§ DOCUMENT EXTRACT
========

Finding the gradient of a curve

In a nutshell

Curves don't have a constant gradient, but using tangents can allow you to estimate the gradient of a curve at a particular point on it. This is because the gradient of the curve at some point $A$ is equal to the gradient of the tangent at point $A$ . The gradient of the tangent would be an estimate of the gradient of the curve, since it can be difficult to sketch a perfectly accurate tangent at a point on a curve.

Gradient of a tangent

A tangent is a straight line with equation $y=mx+c$ . The gradient of a tangent can be calculated using:

$\boxed{m=\dfrac{\text{change in }y}{\text{change in }x}}$

Thus, when a tangent is drawn at a point on a curve, the coordinates of two points on that line must be identified and used.

Note: Consider a tangent at a turning point. It would be a horizontal line and thus has a zero gradient. Therefore, it follows that the turning points of curves have gradient of zero.

========

§ SHORT TASK 1
In the excerpt on curve gradients, translate the sentence "It would be a horizontal line and thus has a zero gradient." into Spanish.
§ SHORT TASK 2
Rewrite the rows below from the first row through the row containing "title-label: タイトル [41,115,100,146]", replacing "interactable" with "clickable" and keeping everything else the same. Return only those rows.

§ MATERIAL PROVIDED
========

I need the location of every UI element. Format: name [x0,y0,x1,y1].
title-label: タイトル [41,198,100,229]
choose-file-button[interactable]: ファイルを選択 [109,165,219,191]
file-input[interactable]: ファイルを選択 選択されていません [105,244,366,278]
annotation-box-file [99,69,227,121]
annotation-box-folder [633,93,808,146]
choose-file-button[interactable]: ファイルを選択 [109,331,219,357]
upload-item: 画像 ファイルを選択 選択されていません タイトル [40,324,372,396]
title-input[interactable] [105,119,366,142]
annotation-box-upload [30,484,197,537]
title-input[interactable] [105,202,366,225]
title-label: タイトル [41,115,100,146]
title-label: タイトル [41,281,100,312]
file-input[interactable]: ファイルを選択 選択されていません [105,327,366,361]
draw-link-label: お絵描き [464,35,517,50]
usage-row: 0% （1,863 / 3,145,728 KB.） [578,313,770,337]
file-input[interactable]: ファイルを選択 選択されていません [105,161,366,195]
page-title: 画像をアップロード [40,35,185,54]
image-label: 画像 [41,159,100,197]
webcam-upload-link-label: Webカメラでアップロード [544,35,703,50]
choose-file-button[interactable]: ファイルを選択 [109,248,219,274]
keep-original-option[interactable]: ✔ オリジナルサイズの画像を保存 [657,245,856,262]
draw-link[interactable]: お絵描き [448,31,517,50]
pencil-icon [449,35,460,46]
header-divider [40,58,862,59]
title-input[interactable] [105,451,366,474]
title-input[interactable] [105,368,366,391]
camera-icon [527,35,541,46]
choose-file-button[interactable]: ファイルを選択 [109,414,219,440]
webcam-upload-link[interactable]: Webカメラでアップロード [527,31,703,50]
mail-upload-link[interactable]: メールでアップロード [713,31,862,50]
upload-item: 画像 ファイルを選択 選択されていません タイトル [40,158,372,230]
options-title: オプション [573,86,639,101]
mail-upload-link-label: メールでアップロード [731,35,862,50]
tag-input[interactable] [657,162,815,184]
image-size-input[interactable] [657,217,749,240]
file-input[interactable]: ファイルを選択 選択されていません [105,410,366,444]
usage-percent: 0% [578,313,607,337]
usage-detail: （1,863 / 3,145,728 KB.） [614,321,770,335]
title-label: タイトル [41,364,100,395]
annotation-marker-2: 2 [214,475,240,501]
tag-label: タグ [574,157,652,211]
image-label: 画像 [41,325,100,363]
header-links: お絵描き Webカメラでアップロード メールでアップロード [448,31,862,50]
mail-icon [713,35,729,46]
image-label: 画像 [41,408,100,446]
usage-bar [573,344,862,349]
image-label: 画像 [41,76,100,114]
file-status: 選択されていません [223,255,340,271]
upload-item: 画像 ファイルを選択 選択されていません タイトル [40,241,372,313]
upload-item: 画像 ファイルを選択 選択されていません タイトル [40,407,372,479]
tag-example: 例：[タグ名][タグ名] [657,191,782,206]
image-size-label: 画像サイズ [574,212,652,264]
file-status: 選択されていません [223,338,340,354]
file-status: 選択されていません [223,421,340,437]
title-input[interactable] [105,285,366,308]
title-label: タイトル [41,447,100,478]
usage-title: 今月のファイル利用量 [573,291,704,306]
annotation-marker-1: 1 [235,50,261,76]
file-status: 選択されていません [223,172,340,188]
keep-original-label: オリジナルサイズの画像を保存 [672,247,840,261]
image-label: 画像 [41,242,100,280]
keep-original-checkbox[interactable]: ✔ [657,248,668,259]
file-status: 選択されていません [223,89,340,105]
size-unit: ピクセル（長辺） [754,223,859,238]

========

§ WRITTEN ANSWER 1
Sería una línea horizontal y, por lo tanto, tiene una pendiente nula.

§ WRITTEN ANSWER 2
I need the location of every UI element. Format: name [x0,y0,x1,y1].
title-label: タイトル [41,198,100,229]
choose-file-button[clickable]: ファイルを選択 [109,165,219,191]
file-input[clickable]: ファイルを選択 選択されていません [105,244,366,278]
annotation-box-file [99,69,227,121]
annotation-box-folder [633,93,808,146]
choose-file-button[clickable]: ファイルを選択 [109,331,219,357]
upload-item: 画像 ファイルを選択 選択されていません タイトル [40,324,372,396]
title-input[clickable] [105,119,366,142]
annotation-box-upload [30,484,197,537]
title-input[clickable] [105,202,366,225]
title-label: タイトル [41,115,100,146]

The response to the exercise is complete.